── Raw data ──
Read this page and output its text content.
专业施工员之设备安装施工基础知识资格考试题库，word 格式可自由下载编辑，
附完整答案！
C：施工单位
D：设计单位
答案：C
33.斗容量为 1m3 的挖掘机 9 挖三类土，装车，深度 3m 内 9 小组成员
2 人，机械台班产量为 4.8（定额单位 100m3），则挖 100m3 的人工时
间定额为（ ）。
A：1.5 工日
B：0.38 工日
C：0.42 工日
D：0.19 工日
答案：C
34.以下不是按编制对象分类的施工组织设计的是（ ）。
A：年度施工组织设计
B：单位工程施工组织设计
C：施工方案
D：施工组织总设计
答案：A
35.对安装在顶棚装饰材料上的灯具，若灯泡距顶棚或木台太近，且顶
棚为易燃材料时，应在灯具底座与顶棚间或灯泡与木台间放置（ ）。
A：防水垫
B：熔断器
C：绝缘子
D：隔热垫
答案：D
───
Exercise instructions: Copy each record from above exactly, and include every line.

Answer to the problem:
Read this page and output its text content.
专业施工员之设备安装施工基础知识资格考试题库，word 格式可自由下载编辑，
附完整答案！
C：施工单位
D：设计单位
答案：C
33.斗容量为 1m3 的挖掘机 9 挖三类土，装车，深度 3m 内 9 小组成员
2 人，机械台班产量为 4.8（定额单位 100m3），则挖 100m3 的人工时
间定额为（ ）。
A：1.5 工日
B：0.38 工日
C：0.42 工日
D：0.19 工日
答案：C
34.以下不是按编制对象分类的施工组织设计的是（ ）。
A：年度施工组织设计
B：单位工程施工组织设计
C：施工方案
D：施工组织总设计
答案：A
35.对安装在顶棚装饰材料上的灯具，若灯泡距顶棚或木台太近，且顶
棚为易燃材料时，应在灯具底座与顶棚间或灯泡与木台间放置（ ）。
A：防水垫
B：熔断器
C：绝缘子
D：隔热垫
答案：D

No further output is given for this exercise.